**What you need to do**. Find how many lines contain "title" and state only that number.

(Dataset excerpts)
*-*-*

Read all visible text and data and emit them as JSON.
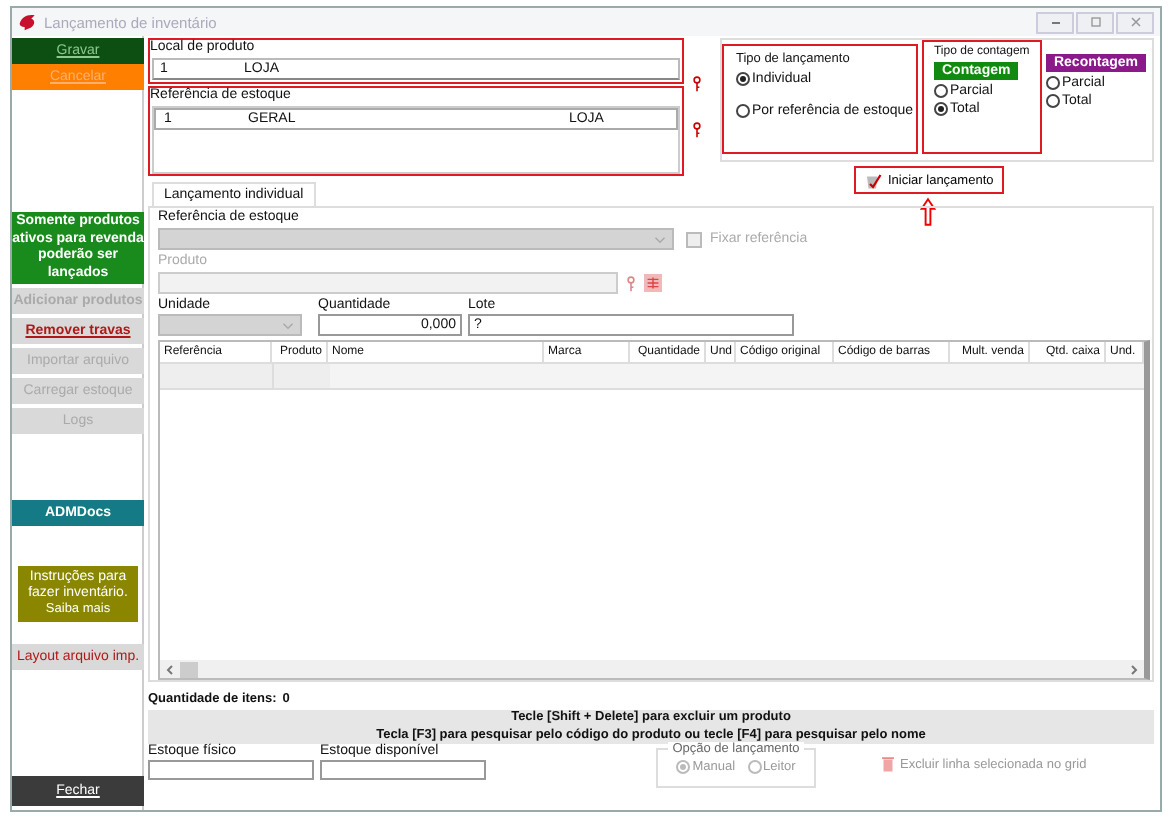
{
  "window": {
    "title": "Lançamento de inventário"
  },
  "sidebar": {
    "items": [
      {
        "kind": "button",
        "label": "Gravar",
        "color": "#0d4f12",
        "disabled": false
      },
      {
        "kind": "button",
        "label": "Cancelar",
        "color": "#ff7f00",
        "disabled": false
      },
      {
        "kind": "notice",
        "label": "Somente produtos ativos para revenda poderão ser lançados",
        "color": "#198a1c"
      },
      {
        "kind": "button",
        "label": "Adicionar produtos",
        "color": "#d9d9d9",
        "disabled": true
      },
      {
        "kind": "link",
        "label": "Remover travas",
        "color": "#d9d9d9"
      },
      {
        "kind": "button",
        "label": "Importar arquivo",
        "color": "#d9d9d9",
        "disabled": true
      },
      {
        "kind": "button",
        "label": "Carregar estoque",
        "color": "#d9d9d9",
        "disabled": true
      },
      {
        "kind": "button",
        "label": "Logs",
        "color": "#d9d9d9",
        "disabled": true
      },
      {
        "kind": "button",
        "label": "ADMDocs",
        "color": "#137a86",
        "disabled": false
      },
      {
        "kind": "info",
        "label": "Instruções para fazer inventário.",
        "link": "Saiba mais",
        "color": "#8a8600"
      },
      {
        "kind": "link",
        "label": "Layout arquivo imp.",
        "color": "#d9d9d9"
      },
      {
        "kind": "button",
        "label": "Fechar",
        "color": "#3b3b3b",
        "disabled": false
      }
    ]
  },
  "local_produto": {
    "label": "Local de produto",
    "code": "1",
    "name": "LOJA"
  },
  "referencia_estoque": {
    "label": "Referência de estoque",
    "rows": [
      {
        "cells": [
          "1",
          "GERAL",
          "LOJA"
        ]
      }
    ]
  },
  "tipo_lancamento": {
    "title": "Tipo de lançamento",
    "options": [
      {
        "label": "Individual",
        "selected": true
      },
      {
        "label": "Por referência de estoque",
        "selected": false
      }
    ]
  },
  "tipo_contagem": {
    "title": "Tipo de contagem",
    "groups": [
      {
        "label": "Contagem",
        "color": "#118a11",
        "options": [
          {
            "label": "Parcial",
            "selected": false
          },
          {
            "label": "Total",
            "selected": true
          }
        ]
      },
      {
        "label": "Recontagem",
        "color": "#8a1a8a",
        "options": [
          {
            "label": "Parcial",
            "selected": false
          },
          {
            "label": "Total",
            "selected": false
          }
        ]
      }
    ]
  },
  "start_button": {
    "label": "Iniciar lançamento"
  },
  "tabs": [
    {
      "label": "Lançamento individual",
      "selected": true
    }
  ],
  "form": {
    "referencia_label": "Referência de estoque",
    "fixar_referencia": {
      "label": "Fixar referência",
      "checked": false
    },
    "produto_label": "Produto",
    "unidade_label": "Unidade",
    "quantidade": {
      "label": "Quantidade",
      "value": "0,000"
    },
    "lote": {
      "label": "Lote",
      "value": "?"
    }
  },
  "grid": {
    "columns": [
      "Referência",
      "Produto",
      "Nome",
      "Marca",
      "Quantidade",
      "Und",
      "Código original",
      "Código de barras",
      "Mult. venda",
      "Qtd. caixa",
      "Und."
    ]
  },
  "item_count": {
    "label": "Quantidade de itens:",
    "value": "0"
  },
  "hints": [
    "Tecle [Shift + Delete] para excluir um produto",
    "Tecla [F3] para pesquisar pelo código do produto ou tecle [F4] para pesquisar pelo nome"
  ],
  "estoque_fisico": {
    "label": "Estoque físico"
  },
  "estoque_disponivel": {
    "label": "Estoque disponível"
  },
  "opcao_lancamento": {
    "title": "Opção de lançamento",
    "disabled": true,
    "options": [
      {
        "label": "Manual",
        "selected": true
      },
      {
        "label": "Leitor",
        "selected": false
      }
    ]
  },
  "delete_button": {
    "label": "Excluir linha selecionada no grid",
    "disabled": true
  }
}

*-*-*

**Finished task**. 4